==== ENTRIES PROVIDED

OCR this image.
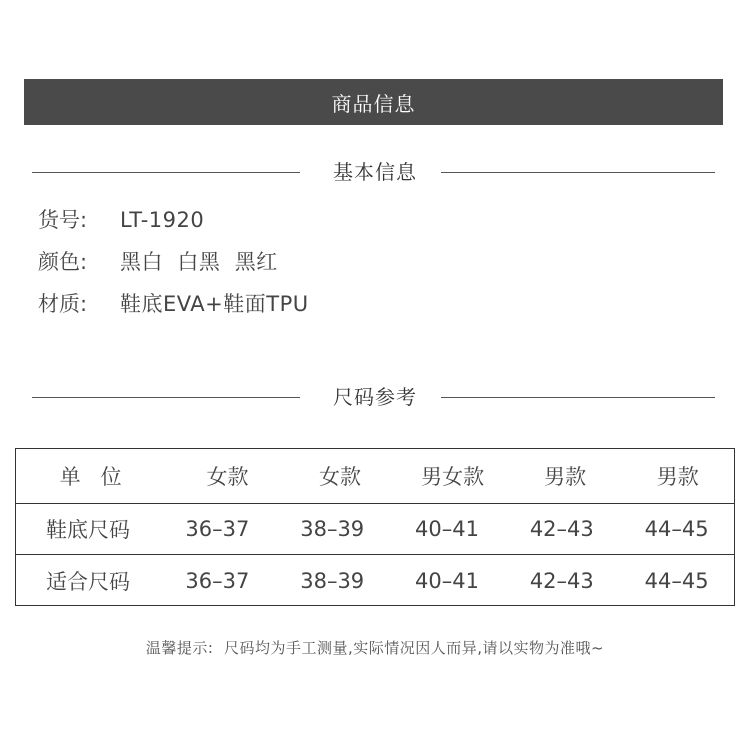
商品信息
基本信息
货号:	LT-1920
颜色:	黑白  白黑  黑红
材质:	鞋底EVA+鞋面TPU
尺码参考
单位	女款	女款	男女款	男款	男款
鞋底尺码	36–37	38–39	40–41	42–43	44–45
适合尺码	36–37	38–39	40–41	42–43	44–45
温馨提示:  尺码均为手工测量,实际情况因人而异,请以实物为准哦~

========
==== ENTRIES PROVIDED

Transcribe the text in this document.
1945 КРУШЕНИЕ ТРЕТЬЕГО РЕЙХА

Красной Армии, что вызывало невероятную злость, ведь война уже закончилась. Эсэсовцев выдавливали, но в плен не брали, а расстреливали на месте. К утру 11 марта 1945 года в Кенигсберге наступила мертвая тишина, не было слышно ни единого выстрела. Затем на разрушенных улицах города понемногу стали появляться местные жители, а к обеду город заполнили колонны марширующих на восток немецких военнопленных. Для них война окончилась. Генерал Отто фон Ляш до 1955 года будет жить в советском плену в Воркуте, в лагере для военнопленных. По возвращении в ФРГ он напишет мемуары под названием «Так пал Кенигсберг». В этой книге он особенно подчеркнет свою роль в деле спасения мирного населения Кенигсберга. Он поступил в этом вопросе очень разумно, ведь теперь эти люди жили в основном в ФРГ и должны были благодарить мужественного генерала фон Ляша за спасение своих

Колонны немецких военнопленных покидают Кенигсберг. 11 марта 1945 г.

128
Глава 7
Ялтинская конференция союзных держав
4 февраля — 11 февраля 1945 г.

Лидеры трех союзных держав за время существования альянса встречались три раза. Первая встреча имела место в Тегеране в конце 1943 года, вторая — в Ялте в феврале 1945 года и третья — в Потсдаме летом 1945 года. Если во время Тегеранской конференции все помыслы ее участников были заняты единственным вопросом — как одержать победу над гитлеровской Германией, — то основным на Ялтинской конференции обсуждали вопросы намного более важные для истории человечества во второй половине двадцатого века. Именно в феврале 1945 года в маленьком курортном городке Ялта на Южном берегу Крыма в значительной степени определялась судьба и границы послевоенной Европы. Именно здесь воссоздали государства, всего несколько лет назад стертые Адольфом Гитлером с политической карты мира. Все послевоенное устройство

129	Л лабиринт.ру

========

● **OBJECTIVE**
Count the lines above that contain the word "военнопленных", and reply with only that number.

● **ANSWER FOR THIS EXERCISE**
2